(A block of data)
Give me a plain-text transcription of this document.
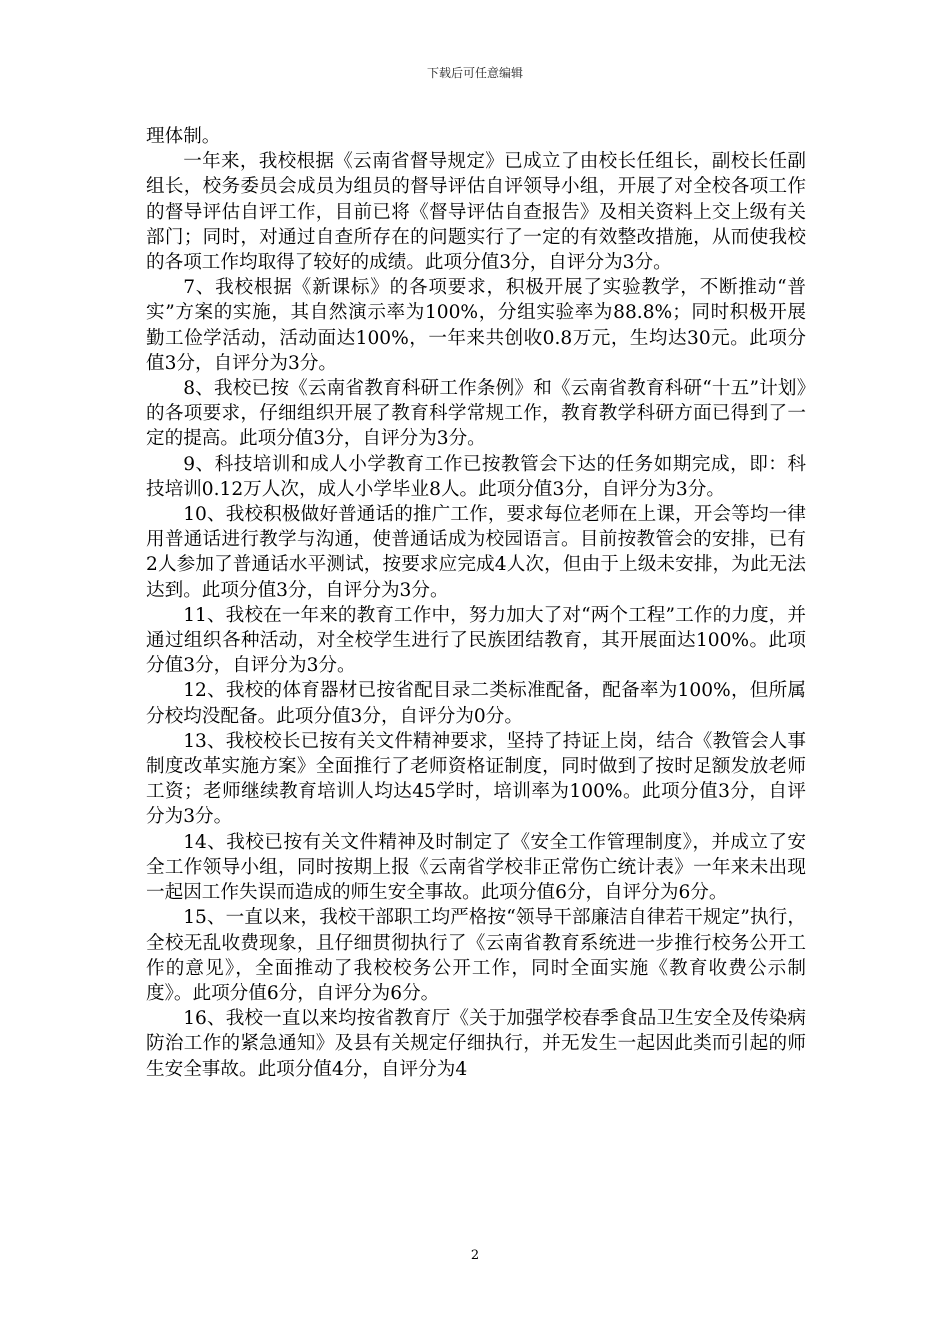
下载后可任意编辑

理体制。

一年来，我校根据《云南省督导规定》已成立了由校长任组长，副校长任副组长，校务委员会成员为组员的督导评估自评领导小组，开展了对全校各项工作的督导评估自评工作，目前已将《督导评估自查报告》及相关资料上交上级有关部门；同时，对通过自查所存在的问题实行了一定的有效整改措施，从而使我校的各项工作均取得了较好的成绩。此项分值3分，自评分为3分。

7、我校根据《新课标》的各项要求，积极开展了实验教学，不断推动“普实”方案的实施，其自然演示率为100%，分组实验率为88.8%；同时积极开展勤工俭学活动，活动面达100%，一年来共创收0.8万元，生均达30元。此项分值3分，自评分为3分。

8、我校已按《云南省教育科研工作条例》和《云南省教育科研“十五”计划》的各项要求，仔细组织开展了教育科学常规工作，教育教学科研方面已得到了一定的提高。此项分值3分，自评分为3分。

9、科技培训和成人小学教育工作已按教管会下达的任务如期完成，即：科技培训0.12万人次，成人小学毕业8人。此项分值3分，自评分为3分。

10、我校积极做好普通话的推广工作，要求每位老师在上课，开会等均一律用普通话进行教学与沟通，使普通话成为校园语言。目前按教管会的安排，已有2人参加了普通话水平测试，按要求应完成4人次，但由于上级未安排，为此无法达到。此项分值3分，自评分为3分。

11、我校在一年来的教育工作中，努力加大了对“两个工程”工作的力度，并通过组织各种活动，对全校学生进行了民族团结教育，其开展面达100%。此项分值3分，自评分为3分。

12、我校的体育器材已按省配目录二类标准配备，配备率为100%，但所属分校均没配备。此项分值3分，自评分为0分。

13、我校校长已按有关文件精神要求，坚持了持证上岗，结合《教管会人事制度改革实施方案》全面推行了老师资格证制度，同时做到了按时足额发放老师工资；老师继续教育培训人均达45学时，培训率为100%。此项分值3分，自评分为3分。

14、我校已按有关文件精神及时制定了《安全工作管理制度》，并成立了安全工作领导小组，同时按期上报《云南省学校非正常伤亡统计表》一年来未出现一起因工作失误而造成的师生安全事故。此项分值6分，自评分为6分。

15、一直以来，我校干部职工均严格按“领导干部廉洁自律若干规定”执行，全校无乱收费现象，且仔细贯彻执行了《云南省教育系统进一步推行校务公开工作的意见》，全面推动了我校校务公开工作，同时全面实施《教育收费公示制度》。此项分值6分，自评分为6分。

16、我校一直以来均按省教育厅《关于加强学校春季食品卫生安全及传染病防治工作的紧急通知》及县有关规定仔细执行，并无发生一起因此类而引起的师生安全事故。此项分值4分，自评分为4

2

WORK TO COMPLETE.
Above are the records. Copy every line in them holding "的各项要求".

RESULT FOR THIS EXERCISE.
7、我校根据《新课标》的各项要求，积极开展了实验教学，不断推动“普实”方案的实施，其自然演示率为100%，分组实验率为88.8%；同时积极开展勤工俭学活动，活动面达100%，一年来共创收0.8万元，生均达30元。此项分值3分，自评分为3分。
8、我校已按《云南省教育科研工作条例》和《云南省教育科研“十五”计划》的各项要求，仔细组织开展了教育科学常规工作，教育教学科研方面已得到了一定的提高。此项分值3分，自评分为3分。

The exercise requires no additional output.